■ **EXTRACTED DATA**
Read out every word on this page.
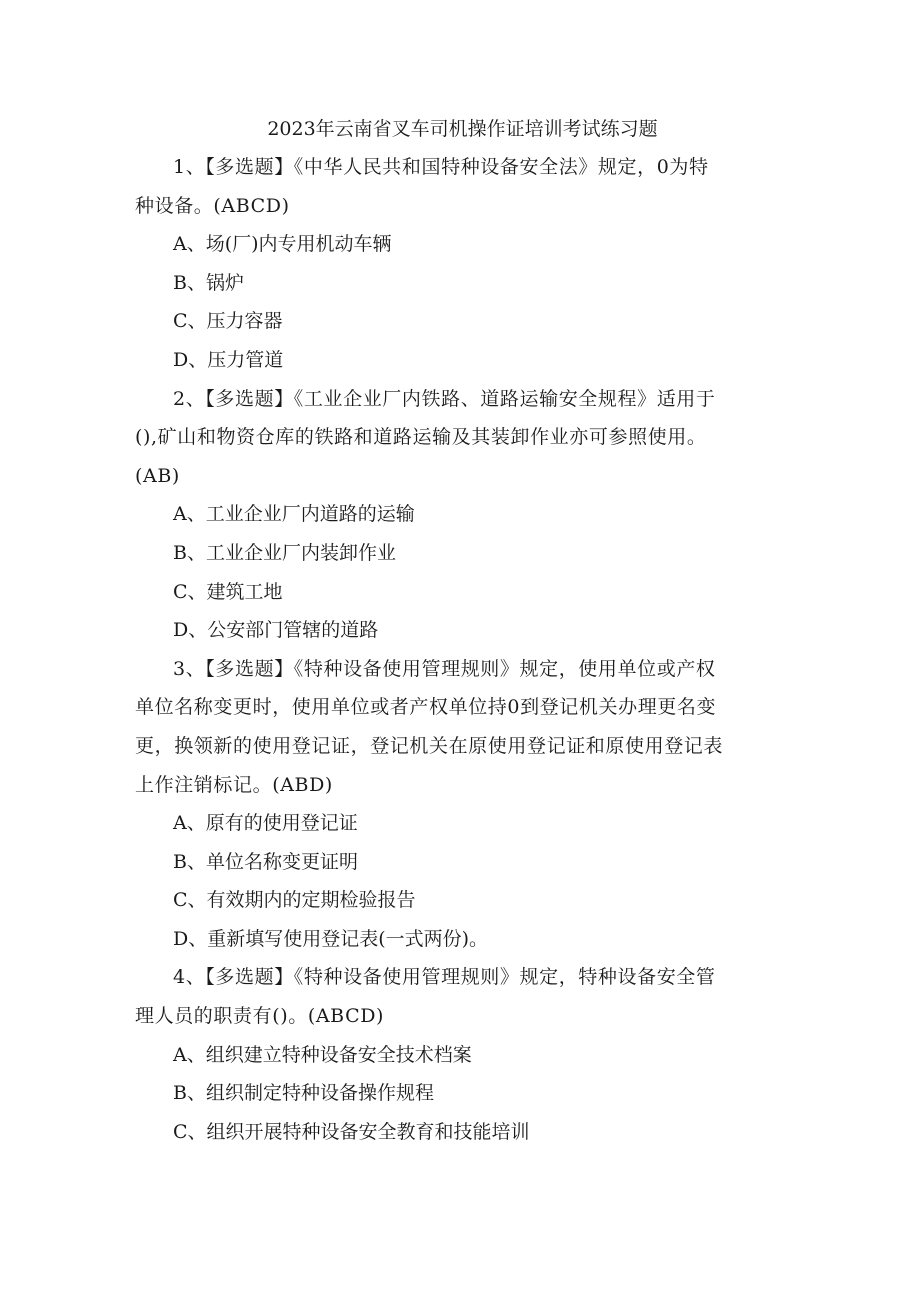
2023年云南省叉车司机操作证培训考试练习题
1、【多选题】《中华人民共和国特种设备安全法》规定，0为特
种设备。(ABCD)
A、场(厂)内专用机动车辆
B、锅炉
C、压力容器
D、压力管道
2、【多选题】《工业企业厂内铁路、道路运输安全规程》适用于
(),矿山和物资仓库的铁路和道路运输及其装卸作业亦可参照使用。
(AB)
A、工业企业厂内道路的运输
B、工业企业厂内装卸作业
C、建筑工地
D、公安部门管辖的道路
3、【多选题】《特种设备使用管理规则》规定，使用单位或产权
单位名称变更时，使用单位或者产权单位持0到登记机关办理更名变
更，换领新的使用登记证，登记机关在原使用登记证和原使用登记表
上作注销标记。(ABD)
A、原有的使用登记证
B、单位名称变更证明
C、有效期内的定期检验报告
D、重新填写使用登记表(一式两份)。
4、【多选题】《特种设备使用管理规则》规定，特种设备安全管
理人员的职责有()。(ABCD)
A、组织建立特种设备安全技术档案
B、组织制定特种设备操作规程
C、组织开展特种设备安全教育和技能培训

■ **PROBLEM STATEMENT**
Look for "特种设备使用管理规则" and pull out every line that has it.

■ **THE COMPLETED TASK**
3、【多选题】《特种设备使用管理规则》规定，使用单位或产权
4、【多选题】《特种设备使用管理规则》规定，特种设备安全管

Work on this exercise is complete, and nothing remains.